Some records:
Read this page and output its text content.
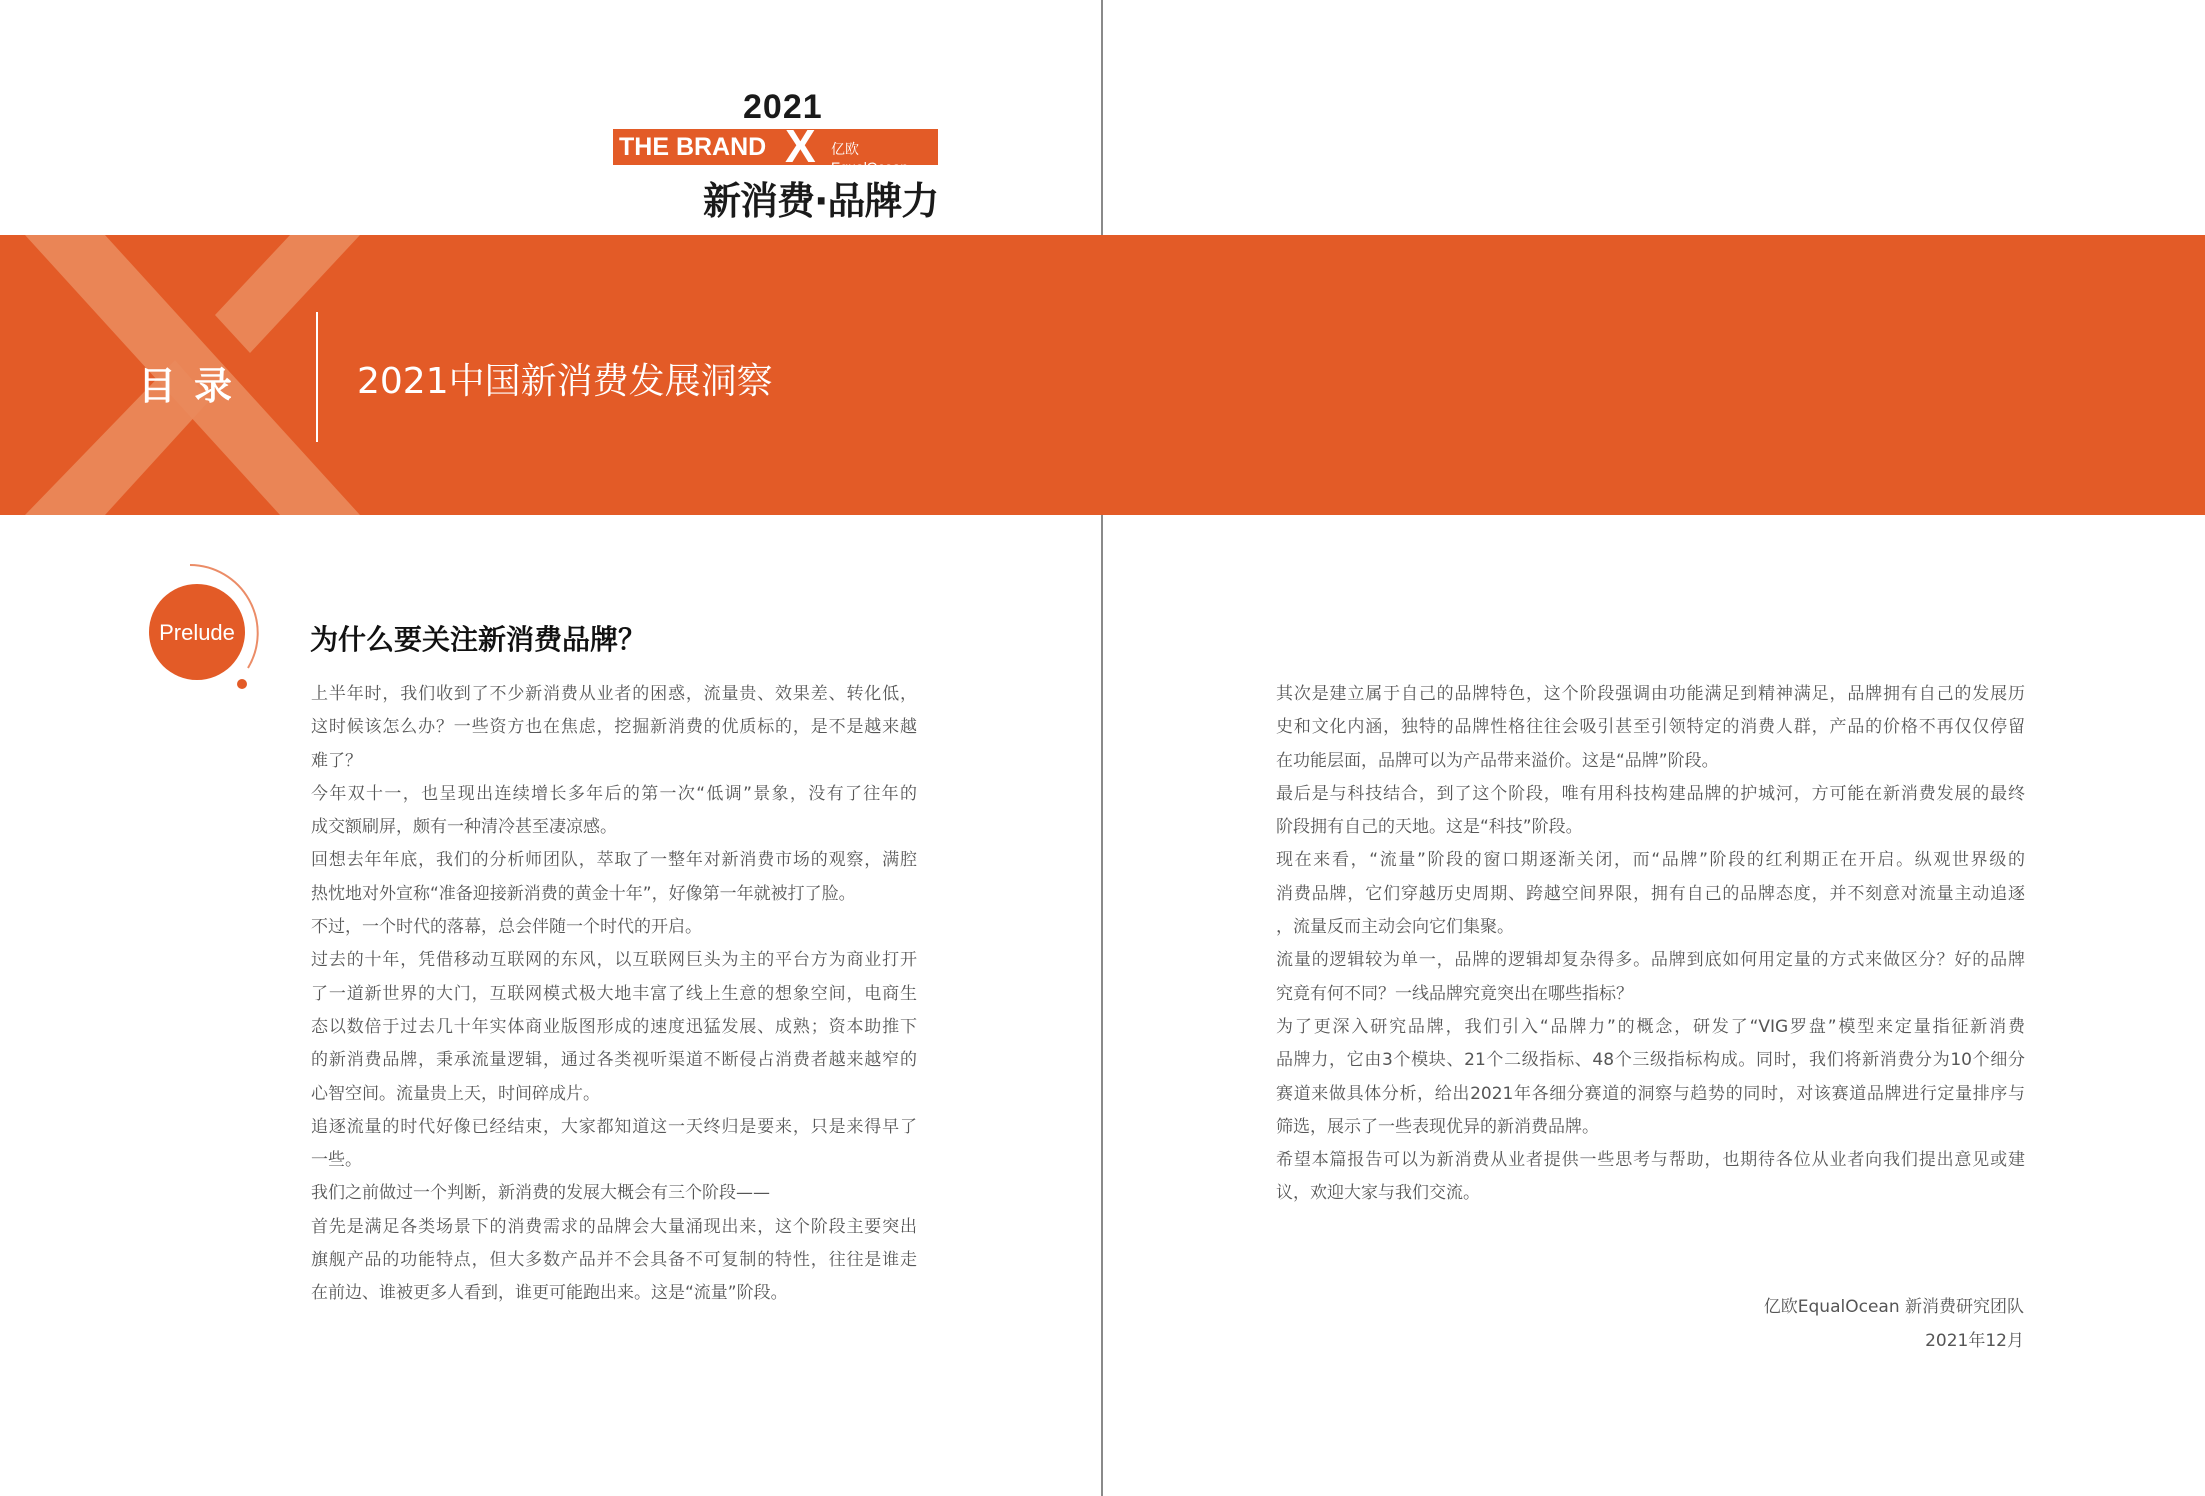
2021
THE BRAND X 亿欧 EqualOcean
新消费·品牌力
目录	2021中国新消费发展洞察
Prelude	为什么要关注新消费品牌？
上半年时，我们收到了不少新消费从业者的困惑，流量贵、效果差、转化低，
这时候该怎么办？一些资方也在焦虑，挖掘新消费的优质标的，是不是越来越
难了？
今年双十一，也呈现出连续增长多年后的第一次“低调”景象，没有了往年的
成交额刷屏，颇有一种清冷甚至凄凉感。
回想去年年底，我们的分析师团队，萃取了一整年对新消费市场的观察，满腔
热忱地对外宣称“准备迎接新消费的黄金十年”，好像第一年就被打了脸。
不过，一个时代的落幕，总会伴随一个时代的开启。
过去的十年，凭借移动互联网的东风，以互联网巨头为主的平台方为商业打开
了一道新世界的大门，互联网模式极大地丰富了线上生意的想象空间，电商生
态以数倍于过去几十年实体商业版图形成的速度迅猛发展、成熟；资本助推下
的新消费品牌，秉承流量逻辑，通过各类视听渠道不断侵占消费者越来越窄的
心智空间。流量贵上天，时间碎成片。
追逐流量的时代好像已经结束，大家都知道这一天终归是要来，只是来得早了
一些。
我们之前做过一个判断，新消费的发展大概会有三个阶段——
首先是满足各类场景下的消费需求的品牌会大量涌现出来，这个阶段主要突出
旗舰产品的功能特点，但大多数产品并不会具备不可复制的特性，往往是谁走
在前边、谁被更多人看到，谁更可能跑出来。这是“流量”阶段。
其次是建立属于自己的品牌特色，这个阶段强调由功能满足到精神满足，品牌拥有自己的发展历
史和文化内涵，独特的品牌性格往往会吸引甚至引领特定的消费人群，产品的价格不再仅仅停留
在功能层面，品牌可以为产品带来溢价。这是“品牌”阶段。
最后是与科技结合，到了这个阶段，唯有用科技构建品牌的护城河，方可能在新消费发展的最终
阶段拥有自己的天地。这是“科技”阶段。
现在来看，“流量”阶段的窗口期逐渐关闭，而“品牌”阶段的红利期正在开启。纵观世界级的
消费品牌，它们穿越历史周期、跨越空间界限，拥有自己的品牌态度，并不刻意对流量主动追逐
，流量反而主动会向它们集聚。
流量的逻辑较为单一，品牌的逻辑却复杂得多。品牌到底如何用定量的方式来做区分？好的品牌
究竟有何不同？一线品牌究竟突出在哪些指标？
为了更深入研究品牌，我们引入“品牌力”的概念，研发了“VIG罗盘”模型来定量指征新消费
品牌力，它由3个模块、21个二级指标、48个三级指标构成。同时，我们将新消费分为10个细分
赛道来做具体分析，给出2021年各细分赛道的洞察与趋势的同时，对该赛道品牌进行定量排序与
筛选，展示了一些表现优异的新消费品牌。
希望本篇报告可以为新消费从业者提供一些思考与帮助，也期待各位从业者向我们提出意见或建
议，欢迎大家与我们交流。
亿欧EqualOcean 新消费研究团队
2021年12月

Your task =>
Leave out the pictures and retype every line above exactly.

Result for this exercise =>
Read this page and output its text content.
2021
THE BRAND X 亿欧 EqualOcean
新消费·品牌力
目录	2021中国新消费发展洞察
Prelude	为什么要关注新消费品牌？
上半年时，我们收到了不少新消费从业者的困惑，流量贵、效果差、转化低，
这时候该怎么办？一些资方也在焦虑，挖掘新消费的优质标的，是不是越来越
难了？
今年双十一，也呈现出连续增长多年后的第一次“低调”景象，没有了往年的
成交额刷屏，颇有一种清冷甚至凄凉感。
回想去年年底，我们的分析师团队，萃取了一整年对新消费市场的观察，满腔
热忱地对外宣称“准备迎接新消费的黄金十年”，好像第一年就被打了脸。
不过，一个时代的落幕，总会伴随一个时代的开启。
过去的十年，凭借移动互联网的东风，以互联网巨头为主的平台方为商业打开
了一道新世界的大门，互联网模式极大地丰富了线上生意的想象空间，电商生
态以数倍于过去几十年实体商业版图形成的速度迅猛发展、成熟；资本助推下
的新消费品牌，秉承流量逻辑，通过各类视听渠道不断侵占消费者越来越窄的
心智空间。流量贵上天，时间碎成片。
追逐流量的时代好像已经结束，大家都知道这一天终归是要来，只是来得早了
一些。
我们之前做过一个判断，新消费的发展大概会有三个阶段——
首先是满足各类场景下的消费需求的品牌会大量涌现出来，这个阶段主要突出
旗舰产品的功能特点，但大多数产品并不会具备不可复制的特性，往往是谁走
在前边、谁被更多人看到，谁更可能跑出来。这是“流量”阶段。
其次是建立属于自己的品牌特色，这个阶段强调由功能满足到精神满足，品牌拥有自己的发展历
史和文化内涵，独特的品牌性格往往会吸引甚至引领特定的消费人群，产品的价格不再仅仅停留
在功能层面，品牌可以为产品带来溢价。这是“品牌”阶段。
最后是与科技结合，到了这个阶段，唯有用科技构建品牌的护城河，方可能在新消费发展的最终
阶段拥有自己的天地。这是“科技”阶段。
现在来看，“流量”阶段的窗口期逐渐关闭，而“品牌”阶段的红利期正在开启。纵观世界级的
消费品牌，它们穿越历史周期、跨越空间界限，拥有自己的品牌态度，并不刻意对流量主动追逐
，流量反而主动会向它们集聚。
流量的逻辑较为单一，品牌的逻辑却复杂得多。品牌到底如何用定量的方式来做区分？好的品牌
究竟有何不同？一线品牌究竟突出在哪些指标？
为了更深入研究品牌，我们引入“品牌力”的概念，研发了“VIG罗盘”模型来定量指征新消费
品牌力，它由3个模块、21个二级指标、48个三级指标构成。同时，我们将新消费分为10个细分
赛道来做具体分析，给出2021年各细分赛道的洞察与趋势的同时，对该赛道品牌进行定量排序与
筛选，展示了一些表现优异的新消费品牌。
希望本篇报告可以为新消费从业者提供一些思考与帮助，也期待各位从业者向我们提出意见或建
议，欢迎大家与我们交流。
亿欧EqualOcean 新消费研究团队
2021年12月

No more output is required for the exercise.